Give the number of lines below that contain "content", with no other output.

### Data for processing ###

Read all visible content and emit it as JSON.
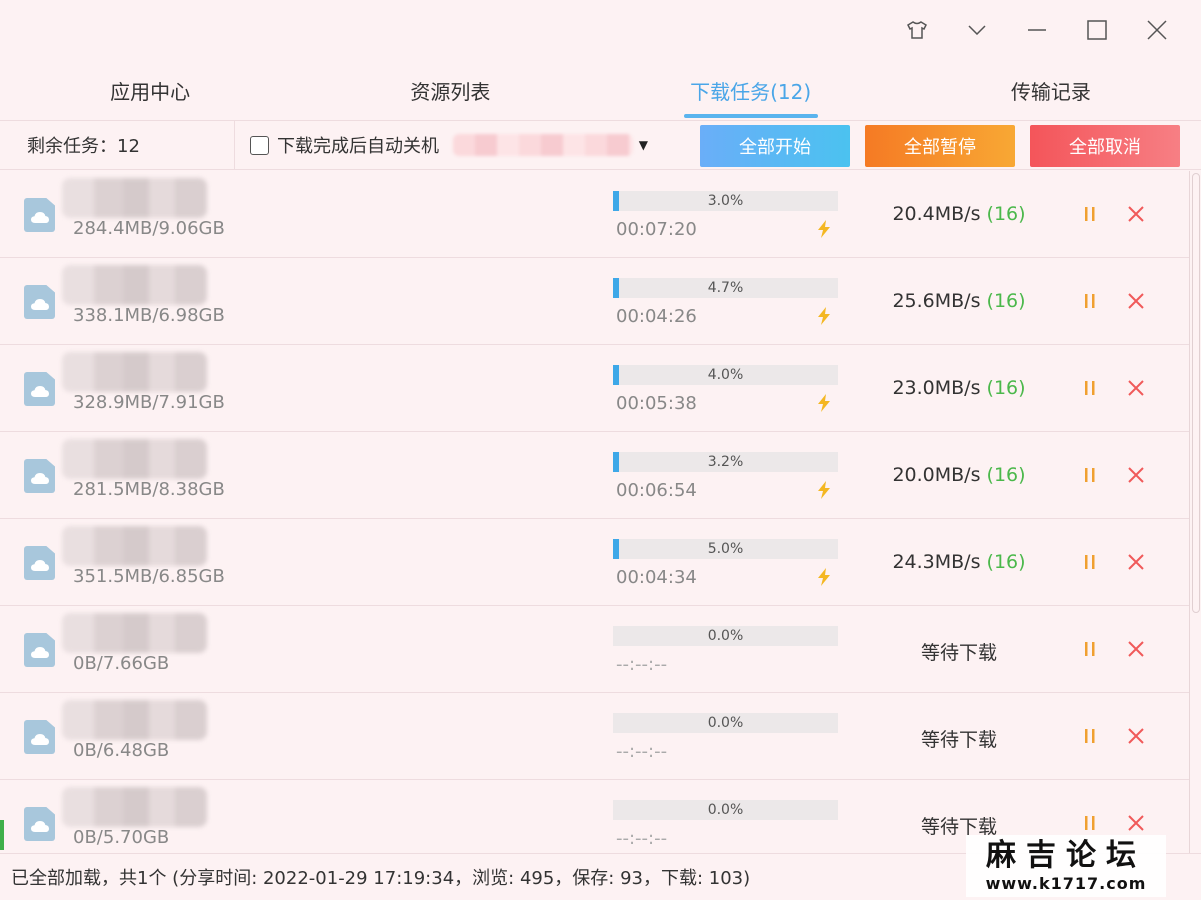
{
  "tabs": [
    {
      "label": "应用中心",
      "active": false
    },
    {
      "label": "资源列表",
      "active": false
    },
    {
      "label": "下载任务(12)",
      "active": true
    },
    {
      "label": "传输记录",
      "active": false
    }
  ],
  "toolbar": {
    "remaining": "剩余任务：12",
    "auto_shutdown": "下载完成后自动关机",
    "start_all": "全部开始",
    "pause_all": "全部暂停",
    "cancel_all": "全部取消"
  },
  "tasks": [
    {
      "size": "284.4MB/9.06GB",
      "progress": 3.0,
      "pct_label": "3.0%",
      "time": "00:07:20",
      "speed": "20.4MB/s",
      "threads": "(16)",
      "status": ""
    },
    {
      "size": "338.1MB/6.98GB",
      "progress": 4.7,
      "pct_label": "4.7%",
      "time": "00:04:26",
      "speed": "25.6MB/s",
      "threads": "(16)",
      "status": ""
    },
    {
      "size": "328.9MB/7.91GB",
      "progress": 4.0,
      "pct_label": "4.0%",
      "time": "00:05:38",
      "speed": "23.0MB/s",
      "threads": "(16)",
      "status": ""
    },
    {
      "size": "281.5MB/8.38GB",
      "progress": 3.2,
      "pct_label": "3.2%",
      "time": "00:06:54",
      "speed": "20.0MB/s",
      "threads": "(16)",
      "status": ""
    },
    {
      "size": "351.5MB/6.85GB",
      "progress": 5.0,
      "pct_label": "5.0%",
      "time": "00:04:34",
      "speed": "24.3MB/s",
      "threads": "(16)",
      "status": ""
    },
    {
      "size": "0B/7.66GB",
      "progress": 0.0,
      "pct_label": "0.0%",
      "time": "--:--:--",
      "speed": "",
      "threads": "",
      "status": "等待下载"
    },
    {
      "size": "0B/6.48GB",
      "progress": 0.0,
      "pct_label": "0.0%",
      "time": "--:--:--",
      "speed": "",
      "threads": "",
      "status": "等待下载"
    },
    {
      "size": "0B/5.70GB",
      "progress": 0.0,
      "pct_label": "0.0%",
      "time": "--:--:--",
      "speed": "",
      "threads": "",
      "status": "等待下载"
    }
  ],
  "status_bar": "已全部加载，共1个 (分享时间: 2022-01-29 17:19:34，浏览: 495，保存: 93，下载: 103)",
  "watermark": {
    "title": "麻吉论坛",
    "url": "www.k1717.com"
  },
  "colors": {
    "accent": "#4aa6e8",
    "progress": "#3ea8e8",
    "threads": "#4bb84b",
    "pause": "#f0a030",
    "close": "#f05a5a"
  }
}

###
### Data for processing ###

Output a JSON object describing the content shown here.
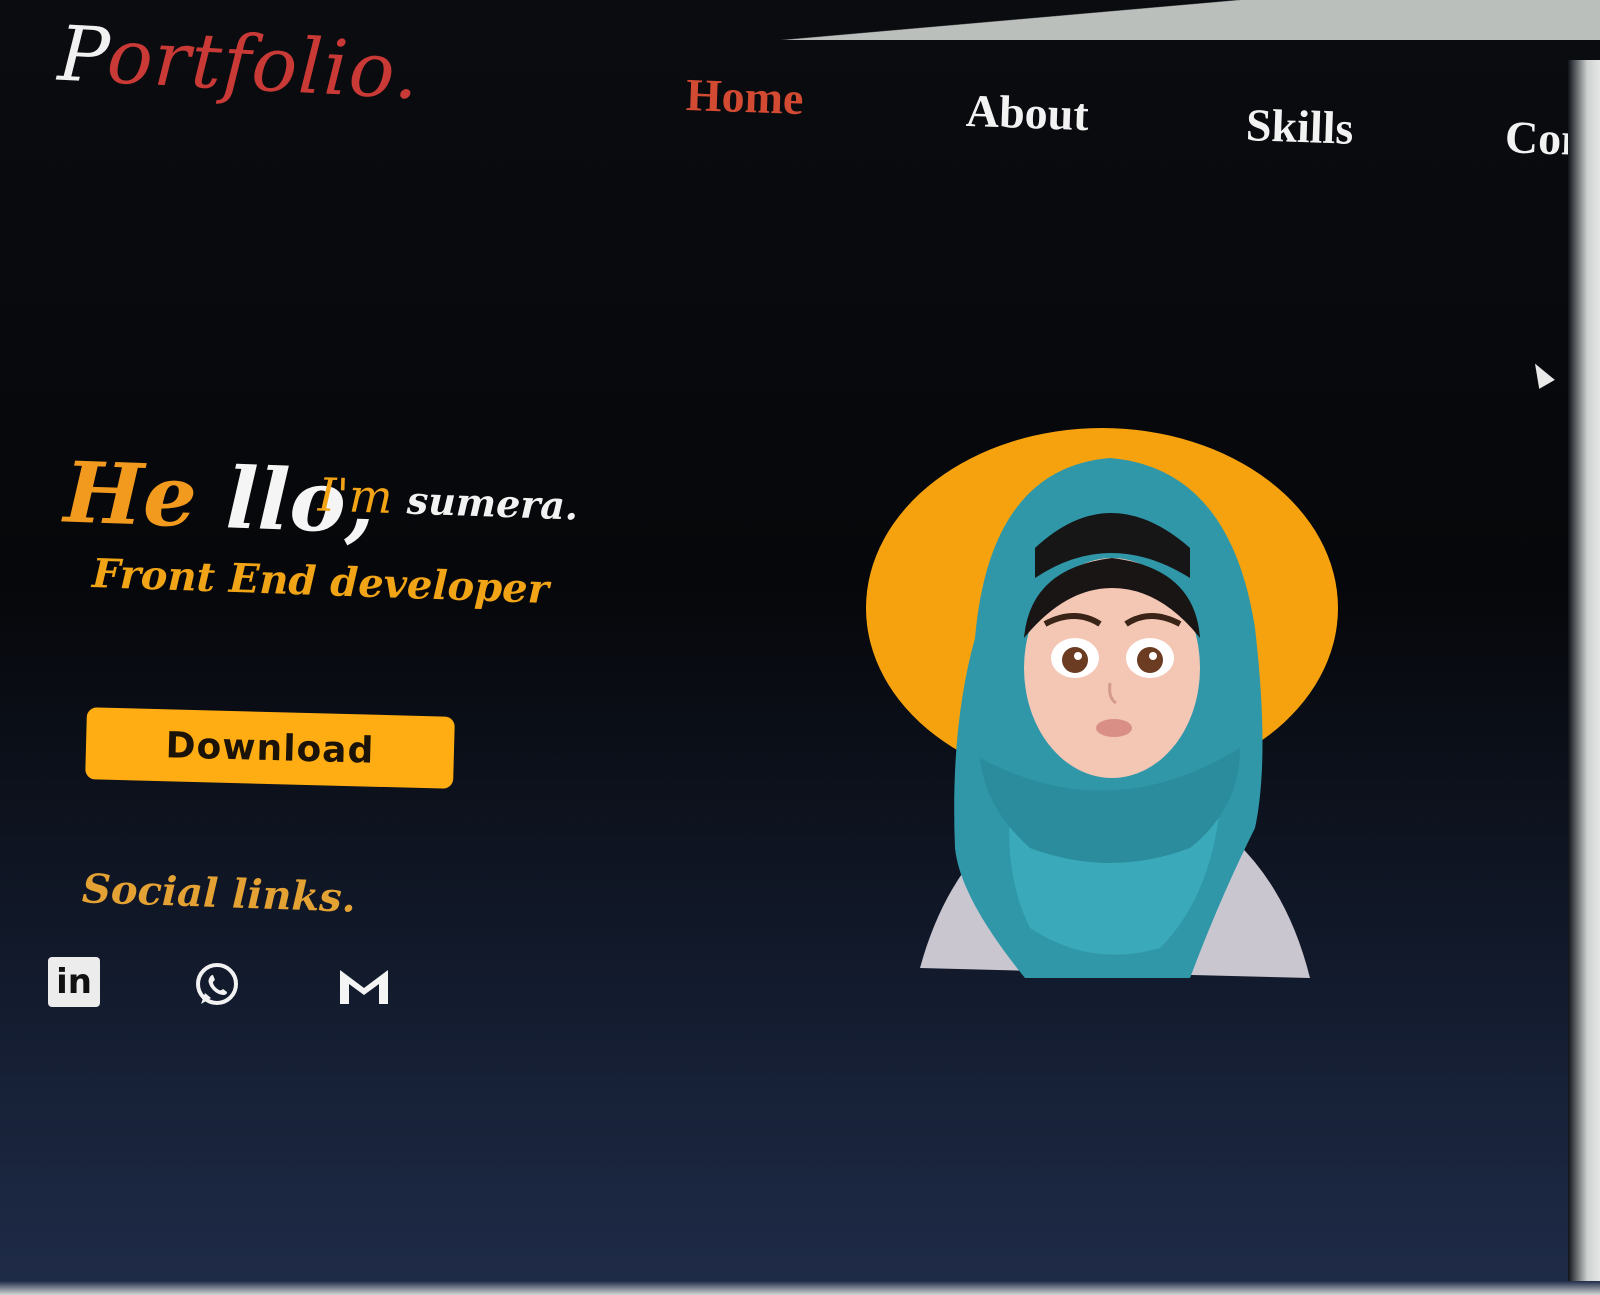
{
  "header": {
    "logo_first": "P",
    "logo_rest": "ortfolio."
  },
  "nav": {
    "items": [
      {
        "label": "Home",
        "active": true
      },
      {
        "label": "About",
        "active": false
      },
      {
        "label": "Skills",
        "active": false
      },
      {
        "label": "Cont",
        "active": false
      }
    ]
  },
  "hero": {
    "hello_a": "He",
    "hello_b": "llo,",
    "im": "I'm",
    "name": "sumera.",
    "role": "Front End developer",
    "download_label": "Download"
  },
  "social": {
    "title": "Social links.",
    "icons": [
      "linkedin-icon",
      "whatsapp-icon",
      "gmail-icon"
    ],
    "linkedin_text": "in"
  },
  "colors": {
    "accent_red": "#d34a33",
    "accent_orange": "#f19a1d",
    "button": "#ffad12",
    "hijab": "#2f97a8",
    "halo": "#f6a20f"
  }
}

###

The result —
2